## What to do
Take each line containing "Mean" and report it exactly as written.

## Recorded data
◇ ◇ ◇ ◇ ◇
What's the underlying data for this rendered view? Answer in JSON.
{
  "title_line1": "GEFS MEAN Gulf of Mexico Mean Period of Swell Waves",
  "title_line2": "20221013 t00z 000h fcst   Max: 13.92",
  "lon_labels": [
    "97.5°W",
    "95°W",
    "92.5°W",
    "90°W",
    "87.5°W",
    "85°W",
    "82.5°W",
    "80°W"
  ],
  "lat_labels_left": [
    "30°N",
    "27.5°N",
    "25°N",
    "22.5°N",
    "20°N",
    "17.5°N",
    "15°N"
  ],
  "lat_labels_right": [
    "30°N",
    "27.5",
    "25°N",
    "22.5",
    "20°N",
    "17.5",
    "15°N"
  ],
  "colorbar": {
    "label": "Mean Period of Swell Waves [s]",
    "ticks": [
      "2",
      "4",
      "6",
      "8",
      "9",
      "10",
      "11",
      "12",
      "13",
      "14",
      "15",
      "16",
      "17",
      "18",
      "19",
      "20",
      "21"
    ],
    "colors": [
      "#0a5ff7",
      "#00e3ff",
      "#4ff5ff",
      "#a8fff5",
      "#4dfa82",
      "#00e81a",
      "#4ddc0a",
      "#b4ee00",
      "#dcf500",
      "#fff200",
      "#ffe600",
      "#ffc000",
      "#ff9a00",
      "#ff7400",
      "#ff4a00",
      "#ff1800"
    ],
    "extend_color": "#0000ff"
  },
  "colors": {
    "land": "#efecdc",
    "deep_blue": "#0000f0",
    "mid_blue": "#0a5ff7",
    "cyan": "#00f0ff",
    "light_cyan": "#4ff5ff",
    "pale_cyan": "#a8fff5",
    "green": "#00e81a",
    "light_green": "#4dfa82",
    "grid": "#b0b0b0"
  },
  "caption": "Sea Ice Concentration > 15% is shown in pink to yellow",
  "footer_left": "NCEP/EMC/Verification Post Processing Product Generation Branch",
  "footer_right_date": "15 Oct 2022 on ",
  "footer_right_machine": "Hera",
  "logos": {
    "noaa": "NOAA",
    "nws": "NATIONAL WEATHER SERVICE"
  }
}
◇ ◇ ◇ ◇ ◇
## Right answer
  "title_line1": "GEFS MEAN Gulf of Mexico Mean Period of Swell Waves",
    "label": "Mean Period of Swell Waves [s]",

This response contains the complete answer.